[START OF Data to use]

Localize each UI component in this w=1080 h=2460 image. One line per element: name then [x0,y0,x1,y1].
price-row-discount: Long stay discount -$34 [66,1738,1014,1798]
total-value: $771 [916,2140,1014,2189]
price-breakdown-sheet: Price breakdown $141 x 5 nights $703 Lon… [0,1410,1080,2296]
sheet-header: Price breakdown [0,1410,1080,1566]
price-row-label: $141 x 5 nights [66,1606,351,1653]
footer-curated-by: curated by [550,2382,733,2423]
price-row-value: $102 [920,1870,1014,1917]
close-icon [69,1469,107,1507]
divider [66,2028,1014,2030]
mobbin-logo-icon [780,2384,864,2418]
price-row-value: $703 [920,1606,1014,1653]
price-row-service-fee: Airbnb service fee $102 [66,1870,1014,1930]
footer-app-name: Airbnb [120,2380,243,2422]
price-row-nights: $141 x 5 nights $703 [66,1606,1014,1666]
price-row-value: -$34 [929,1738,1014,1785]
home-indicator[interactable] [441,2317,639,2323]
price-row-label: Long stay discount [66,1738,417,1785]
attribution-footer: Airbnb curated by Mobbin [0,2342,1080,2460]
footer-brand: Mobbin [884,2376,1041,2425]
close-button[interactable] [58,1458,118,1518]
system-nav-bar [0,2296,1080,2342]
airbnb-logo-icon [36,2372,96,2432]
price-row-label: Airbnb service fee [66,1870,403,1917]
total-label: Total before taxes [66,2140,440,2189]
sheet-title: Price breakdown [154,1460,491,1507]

[END OF Data to use]

Short problem
Identify each line in the records above that contains the string "icon", and copy every such line in full.

Answer to the task
close-icon [69,1469,107,1507]
mobbin-logo-icon [780,2384,864,2418]
airbnb-logo-icon [36,2372,96,2432]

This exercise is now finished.